● SHORT EXERCISE: In the data below, find every line that has the string "JSON", and copy it.

Figure record extracts
══════════

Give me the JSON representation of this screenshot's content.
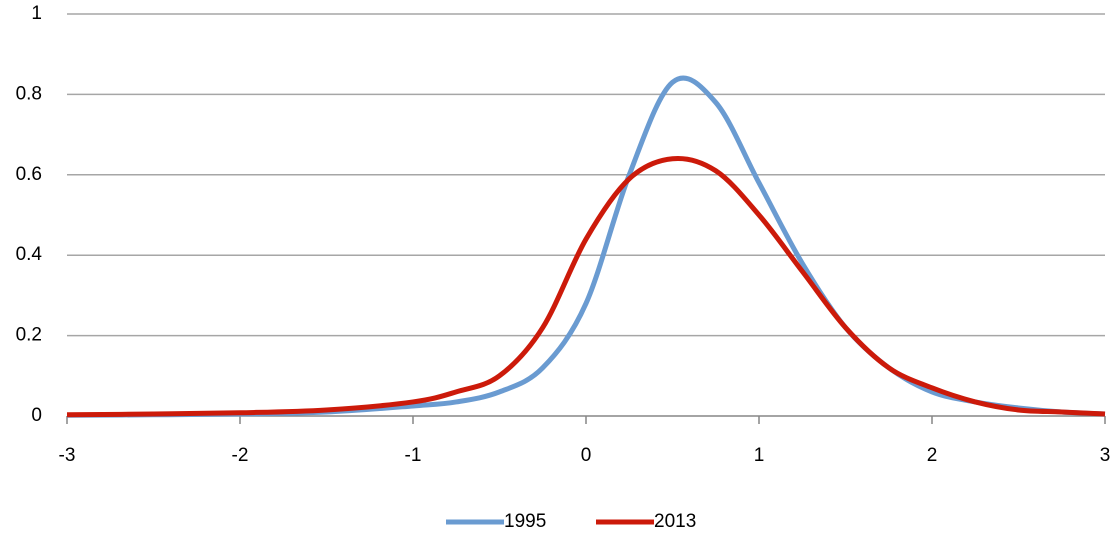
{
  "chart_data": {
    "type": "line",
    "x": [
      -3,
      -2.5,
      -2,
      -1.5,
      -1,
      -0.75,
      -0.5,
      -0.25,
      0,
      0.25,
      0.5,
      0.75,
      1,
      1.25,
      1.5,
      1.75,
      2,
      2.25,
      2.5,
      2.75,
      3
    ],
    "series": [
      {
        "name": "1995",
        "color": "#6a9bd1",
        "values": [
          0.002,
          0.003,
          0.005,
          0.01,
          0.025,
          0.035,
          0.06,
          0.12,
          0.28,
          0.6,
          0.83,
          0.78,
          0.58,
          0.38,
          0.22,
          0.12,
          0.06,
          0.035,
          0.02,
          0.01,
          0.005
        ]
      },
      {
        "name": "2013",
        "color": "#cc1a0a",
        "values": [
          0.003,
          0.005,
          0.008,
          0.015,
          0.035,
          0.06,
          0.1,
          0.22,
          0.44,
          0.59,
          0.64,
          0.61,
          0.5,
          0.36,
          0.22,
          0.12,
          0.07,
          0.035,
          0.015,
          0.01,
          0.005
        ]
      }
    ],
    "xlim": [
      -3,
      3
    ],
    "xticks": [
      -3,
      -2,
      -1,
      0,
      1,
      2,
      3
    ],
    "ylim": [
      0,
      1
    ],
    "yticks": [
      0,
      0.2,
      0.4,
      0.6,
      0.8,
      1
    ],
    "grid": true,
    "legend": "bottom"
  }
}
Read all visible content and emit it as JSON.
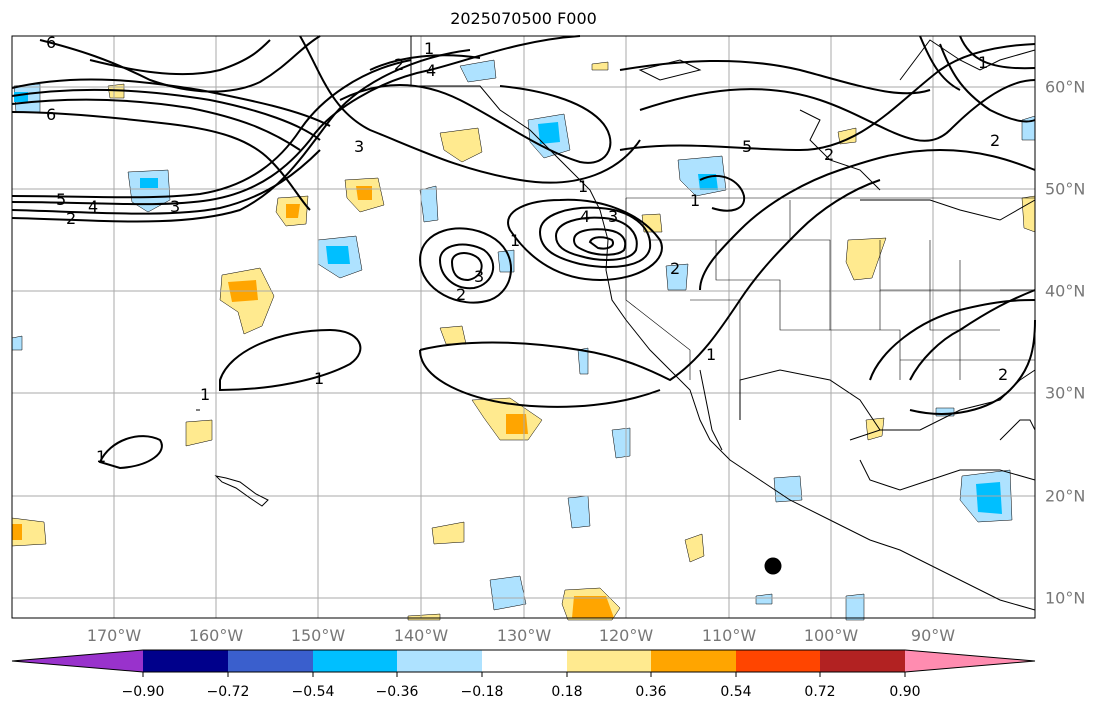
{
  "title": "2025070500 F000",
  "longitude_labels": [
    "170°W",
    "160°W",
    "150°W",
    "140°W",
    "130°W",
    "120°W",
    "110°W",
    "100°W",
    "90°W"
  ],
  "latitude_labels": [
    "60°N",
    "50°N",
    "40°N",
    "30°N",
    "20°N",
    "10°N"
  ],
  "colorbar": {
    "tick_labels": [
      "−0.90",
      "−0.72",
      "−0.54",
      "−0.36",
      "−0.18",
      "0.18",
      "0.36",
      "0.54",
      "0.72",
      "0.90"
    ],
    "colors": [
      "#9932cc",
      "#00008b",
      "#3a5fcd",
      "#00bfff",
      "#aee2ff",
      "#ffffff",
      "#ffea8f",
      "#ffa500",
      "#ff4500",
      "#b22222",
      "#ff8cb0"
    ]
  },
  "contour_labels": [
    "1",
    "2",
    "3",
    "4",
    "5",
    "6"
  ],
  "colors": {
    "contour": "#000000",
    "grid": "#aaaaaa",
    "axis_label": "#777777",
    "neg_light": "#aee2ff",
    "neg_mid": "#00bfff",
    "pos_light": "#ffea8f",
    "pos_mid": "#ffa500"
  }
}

══════════

● WORKED ANSWER:
Give me the JSON representation of this screenshot's content.
Read all visible content and emit it as JSON.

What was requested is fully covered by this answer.